Passage to read:
SSL/TLS attacks: Part 2 – CRIME Attack

Compression Ratio Info-leak Made Easy (CRIME) attack:

SSL_TNIn the previous section we saw how the Chosen Plain-text attack was used to weaken the SSL/TLS protocol. In this section we look at another attack on the SSL/TLS protocol. The attack was presented by Juliano Rizzo and Thai Duong; same pair of researchers who demonstrated BEAST attack. This attack is dubbed as Compression Ratio Info-leak Made Easy (CRIME) attack.

The CRIME attack is used to extract session tokens protected by the SSL/ TLS protocol. CRIME exploits the data compression feature of SSL and TLS. As the compression is at the SSL/TLS level both the header and body are subjected to compression. SSL/TLS and SPDY compression use an algorithm called DEFLATE which compresses HTTP requests by eliminating duplicate strings. CRIME takes advantage of the way duplicate strings are eliminated to guess session tokens by systematically brute forcing them.

Every instance of a duplicate string is replaced by a pointer to the first occurrence of the string. Thus the amount of redundancy in data will influence the amount of compression. More redundant data will lead to more compression and thus smaller will be the length of the HTTP request. The attacker exploits this logic.

How the CRIME attack works?
  1. The attacker forces the victim’s browser to send HTTP requests to the same SSL/TLS enabled website that the user is communicating with. These packets are specially crafted to exploit the compression used by SSL/TLS to guess the session tokens.
  2. With each request the attacker tries to increase the redundant data in the request viz. in the value of the session token.
  3. The attacker then analyzes the variation in the length of the requests after they’ve been compressed in order to determine the value of the victim’s session cookie.
  4. If the attacker’s guess is correct then the redundancy in the request increases and thus length of the modified request will be less than the length of a normal request.
  5. The attacker has thus guessed the first character of the session token.
  6. The attacker repeats the above process to extract remaining characters of the token.

Given exercise A: Reproduce the listing verbatim, taking the stretch from its opening line through the line containing "bowl-stone-black-15 — [845, 251, 937, 325]".

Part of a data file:
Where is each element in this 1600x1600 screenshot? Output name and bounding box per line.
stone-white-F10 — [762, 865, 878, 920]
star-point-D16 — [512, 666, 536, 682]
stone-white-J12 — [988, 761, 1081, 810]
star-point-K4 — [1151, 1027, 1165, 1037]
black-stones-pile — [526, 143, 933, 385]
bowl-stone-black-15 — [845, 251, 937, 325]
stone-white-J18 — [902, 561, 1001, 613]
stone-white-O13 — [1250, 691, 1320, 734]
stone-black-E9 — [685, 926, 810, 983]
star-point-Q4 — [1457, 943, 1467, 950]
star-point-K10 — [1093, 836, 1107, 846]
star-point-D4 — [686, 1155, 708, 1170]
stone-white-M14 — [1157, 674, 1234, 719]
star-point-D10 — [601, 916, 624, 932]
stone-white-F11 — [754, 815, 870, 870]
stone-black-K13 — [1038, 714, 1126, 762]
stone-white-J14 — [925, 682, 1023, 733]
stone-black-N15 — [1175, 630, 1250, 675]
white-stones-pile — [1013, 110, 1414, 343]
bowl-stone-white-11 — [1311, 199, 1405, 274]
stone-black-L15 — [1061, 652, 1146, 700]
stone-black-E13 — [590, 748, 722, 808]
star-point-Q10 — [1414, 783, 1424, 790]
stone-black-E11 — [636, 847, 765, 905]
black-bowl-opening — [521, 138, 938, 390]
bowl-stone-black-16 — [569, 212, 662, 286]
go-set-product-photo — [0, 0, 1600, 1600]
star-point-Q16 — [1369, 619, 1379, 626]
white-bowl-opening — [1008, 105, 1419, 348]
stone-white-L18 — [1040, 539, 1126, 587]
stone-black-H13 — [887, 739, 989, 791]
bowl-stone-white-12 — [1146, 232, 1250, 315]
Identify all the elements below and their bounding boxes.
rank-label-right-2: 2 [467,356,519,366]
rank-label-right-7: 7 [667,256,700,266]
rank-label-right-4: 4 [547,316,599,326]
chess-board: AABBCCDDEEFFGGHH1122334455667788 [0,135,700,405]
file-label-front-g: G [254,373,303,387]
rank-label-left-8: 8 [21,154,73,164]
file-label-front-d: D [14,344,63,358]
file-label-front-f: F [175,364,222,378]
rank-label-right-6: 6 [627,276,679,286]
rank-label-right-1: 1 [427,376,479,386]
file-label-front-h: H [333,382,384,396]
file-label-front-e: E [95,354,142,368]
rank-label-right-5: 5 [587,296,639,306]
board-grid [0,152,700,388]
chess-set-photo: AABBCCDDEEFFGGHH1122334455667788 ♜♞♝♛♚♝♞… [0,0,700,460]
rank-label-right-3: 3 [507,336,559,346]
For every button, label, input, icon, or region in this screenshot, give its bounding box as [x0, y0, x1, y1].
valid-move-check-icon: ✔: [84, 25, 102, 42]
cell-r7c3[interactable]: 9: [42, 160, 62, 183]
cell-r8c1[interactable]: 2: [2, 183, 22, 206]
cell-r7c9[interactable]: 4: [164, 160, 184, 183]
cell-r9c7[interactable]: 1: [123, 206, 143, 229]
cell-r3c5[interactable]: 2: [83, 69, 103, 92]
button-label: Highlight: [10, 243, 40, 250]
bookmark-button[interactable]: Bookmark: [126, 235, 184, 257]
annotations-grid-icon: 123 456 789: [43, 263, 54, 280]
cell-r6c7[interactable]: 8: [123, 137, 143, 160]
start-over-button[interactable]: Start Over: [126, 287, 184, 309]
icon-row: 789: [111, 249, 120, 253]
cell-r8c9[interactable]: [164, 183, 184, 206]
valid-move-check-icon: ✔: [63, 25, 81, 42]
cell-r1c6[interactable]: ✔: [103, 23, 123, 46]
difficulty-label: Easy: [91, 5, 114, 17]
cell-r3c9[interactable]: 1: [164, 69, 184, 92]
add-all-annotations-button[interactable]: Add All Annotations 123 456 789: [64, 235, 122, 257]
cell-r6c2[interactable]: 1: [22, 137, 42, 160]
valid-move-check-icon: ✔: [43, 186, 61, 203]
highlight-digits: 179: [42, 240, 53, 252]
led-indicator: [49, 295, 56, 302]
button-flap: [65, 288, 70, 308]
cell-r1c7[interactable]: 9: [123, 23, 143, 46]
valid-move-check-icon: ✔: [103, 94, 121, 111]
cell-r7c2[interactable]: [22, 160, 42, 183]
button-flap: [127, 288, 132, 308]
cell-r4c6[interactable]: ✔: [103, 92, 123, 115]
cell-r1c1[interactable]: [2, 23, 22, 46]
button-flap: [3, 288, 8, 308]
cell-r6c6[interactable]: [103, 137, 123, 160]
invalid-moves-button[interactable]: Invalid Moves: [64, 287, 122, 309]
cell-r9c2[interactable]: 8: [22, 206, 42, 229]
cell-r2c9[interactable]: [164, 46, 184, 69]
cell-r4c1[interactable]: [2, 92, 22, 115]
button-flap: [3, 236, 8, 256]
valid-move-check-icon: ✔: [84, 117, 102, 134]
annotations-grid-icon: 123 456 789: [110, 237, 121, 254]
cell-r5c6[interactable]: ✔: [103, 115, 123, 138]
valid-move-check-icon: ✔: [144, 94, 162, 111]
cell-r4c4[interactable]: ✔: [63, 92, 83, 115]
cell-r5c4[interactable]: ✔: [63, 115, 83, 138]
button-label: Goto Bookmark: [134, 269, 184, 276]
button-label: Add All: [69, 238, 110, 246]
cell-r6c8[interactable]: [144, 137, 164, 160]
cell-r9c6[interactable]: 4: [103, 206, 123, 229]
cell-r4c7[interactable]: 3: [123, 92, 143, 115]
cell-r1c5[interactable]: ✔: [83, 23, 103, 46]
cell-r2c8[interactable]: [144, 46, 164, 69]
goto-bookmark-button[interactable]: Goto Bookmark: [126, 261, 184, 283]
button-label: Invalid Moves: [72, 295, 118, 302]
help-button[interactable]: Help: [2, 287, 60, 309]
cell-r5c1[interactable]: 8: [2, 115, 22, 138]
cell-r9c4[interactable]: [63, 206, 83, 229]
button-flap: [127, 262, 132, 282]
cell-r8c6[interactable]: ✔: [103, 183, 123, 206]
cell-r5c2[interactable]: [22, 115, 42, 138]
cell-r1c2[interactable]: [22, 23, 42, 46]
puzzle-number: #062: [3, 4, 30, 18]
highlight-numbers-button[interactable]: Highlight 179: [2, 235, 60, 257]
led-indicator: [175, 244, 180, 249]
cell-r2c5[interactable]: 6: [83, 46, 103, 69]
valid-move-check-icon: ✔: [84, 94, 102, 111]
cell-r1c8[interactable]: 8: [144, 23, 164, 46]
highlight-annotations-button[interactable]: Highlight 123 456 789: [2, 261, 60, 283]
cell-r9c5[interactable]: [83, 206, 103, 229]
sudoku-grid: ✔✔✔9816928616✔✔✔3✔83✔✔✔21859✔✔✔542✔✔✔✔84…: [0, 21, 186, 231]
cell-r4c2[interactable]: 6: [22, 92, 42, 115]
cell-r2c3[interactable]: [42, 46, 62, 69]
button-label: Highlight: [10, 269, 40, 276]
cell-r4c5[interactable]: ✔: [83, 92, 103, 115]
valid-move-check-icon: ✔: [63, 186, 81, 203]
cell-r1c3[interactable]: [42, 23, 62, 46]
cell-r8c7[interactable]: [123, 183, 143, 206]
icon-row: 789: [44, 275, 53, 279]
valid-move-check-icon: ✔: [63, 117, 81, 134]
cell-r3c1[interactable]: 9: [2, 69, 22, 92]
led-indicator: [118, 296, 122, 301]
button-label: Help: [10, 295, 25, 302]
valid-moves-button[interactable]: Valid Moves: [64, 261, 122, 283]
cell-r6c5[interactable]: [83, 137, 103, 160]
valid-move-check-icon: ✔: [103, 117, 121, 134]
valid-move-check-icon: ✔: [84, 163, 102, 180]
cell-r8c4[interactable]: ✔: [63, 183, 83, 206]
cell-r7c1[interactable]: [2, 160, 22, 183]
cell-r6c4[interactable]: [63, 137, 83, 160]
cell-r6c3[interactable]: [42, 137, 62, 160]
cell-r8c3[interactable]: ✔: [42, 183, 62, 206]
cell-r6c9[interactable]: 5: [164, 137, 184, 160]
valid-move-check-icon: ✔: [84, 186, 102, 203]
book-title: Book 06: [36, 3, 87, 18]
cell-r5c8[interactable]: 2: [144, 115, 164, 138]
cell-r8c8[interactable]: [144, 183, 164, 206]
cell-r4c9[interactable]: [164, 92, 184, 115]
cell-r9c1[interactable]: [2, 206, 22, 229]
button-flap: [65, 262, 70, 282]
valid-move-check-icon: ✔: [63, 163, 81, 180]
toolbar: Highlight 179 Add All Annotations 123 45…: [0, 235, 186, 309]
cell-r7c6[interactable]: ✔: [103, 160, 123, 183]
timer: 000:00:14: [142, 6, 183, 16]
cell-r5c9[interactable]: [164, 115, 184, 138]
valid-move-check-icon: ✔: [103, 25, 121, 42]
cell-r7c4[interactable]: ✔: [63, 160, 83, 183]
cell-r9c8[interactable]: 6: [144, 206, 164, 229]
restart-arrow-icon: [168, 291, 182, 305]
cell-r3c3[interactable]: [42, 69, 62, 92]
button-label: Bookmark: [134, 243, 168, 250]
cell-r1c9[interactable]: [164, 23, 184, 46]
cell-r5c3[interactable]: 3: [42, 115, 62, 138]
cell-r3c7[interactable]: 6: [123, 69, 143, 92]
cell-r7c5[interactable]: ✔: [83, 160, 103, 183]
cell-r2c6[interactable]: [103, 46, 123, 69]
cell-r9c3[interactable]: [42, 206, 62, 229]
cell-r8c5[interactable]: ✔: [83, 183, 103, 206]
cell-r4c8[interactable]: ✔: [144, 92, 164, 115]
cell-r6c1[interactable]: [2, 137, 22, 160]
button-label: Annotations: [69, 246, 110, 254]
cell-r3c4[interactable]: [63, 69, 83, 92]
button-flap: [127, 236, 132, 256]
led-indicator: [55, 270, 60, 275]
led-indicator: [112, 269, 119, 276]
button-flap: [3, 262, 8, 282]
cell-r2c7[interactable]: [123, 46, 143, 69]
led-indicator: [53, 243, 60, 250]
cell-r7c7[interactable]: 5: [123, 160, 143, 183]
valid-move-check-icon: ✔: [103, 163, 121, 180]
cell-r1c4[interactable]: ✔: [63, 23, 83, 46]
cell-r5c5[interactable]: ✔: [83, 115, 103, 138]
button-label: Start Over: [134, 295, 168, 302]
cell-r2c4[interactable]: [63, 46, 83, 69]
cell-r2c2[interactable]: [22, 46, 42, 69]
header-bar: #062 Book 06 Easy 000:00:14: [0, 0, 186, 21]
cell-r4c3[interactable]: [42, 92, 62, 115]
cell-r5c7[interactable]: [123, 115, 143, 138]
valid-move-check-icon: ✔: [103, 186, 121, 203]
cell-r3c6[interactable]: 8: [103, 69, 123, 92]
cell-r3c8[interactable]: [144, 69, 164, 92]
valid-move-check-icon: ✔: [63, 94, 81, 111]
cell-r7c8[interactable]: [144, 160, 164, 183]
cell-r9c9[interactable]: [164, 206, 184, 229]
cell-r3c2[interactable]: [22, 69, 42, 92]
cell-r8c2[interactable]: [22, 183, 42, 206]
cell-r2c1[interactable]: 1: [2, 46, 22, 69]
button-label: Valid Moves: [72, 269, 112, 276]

Given exercise B: Pick up the article on the CRIME attack after its final sentence and carry it on.

Written answer A:
Where is each element in this 1600x1600 screenshot? Output name and bounding box per line.
stone-white-F10 — [762, 865, 878, 920]
star-point-D16 — [512, 666, 536, 682]
stone-white-J12 — [988, 761, 1081, 810]
star-point-K4 — [1151, 1027, 1165, 1037]
black-stones-pile — [526, 143, 933, 385]
bowl-stone-black-15 — [845, 251, 937, 325]

Written answer B:
CRIME Attack: Example

Consider that the following cookie is being sent by the client to the server:
Cookie: secret=341267
The attacker knows that the session token contains Cookie: secret=. He might use JavaScript to initiate requests to the SSL enabled servers.
The request may look something like this

POST / HTTP/1.1
Host: importantserver.com

Cookie: secret=341267

Cookie: secret=1
Steps in CRIME Attack:

Following are the steps which are required for CRIME attack:

  • DEFLATE recognizes that there is more than one occurrence of the Cookie: secret= part and replaces the second instance with a small token that points to the location of the Cookie: secret= of the first string.
  • This results in the request being smaller by 15 i.e. the length of the string Cookie: secret= .An attacker who is sniffing the network can observe the change in length even though he cannot observe the actual data. The attacker repeats the process with secret=1, secret=2, secret=3 and so on.
  • When secret=3 the request’s length decreases by 16. Thus the attacker realizes that he has retrieved the first character of the cookie.
  • The same process is repeated only now the value of the Cookie in the body becomes Cookie: secret=3 and the second value is to be retrieved.
  • The same process is repeated until the entire cookie value is retrieved.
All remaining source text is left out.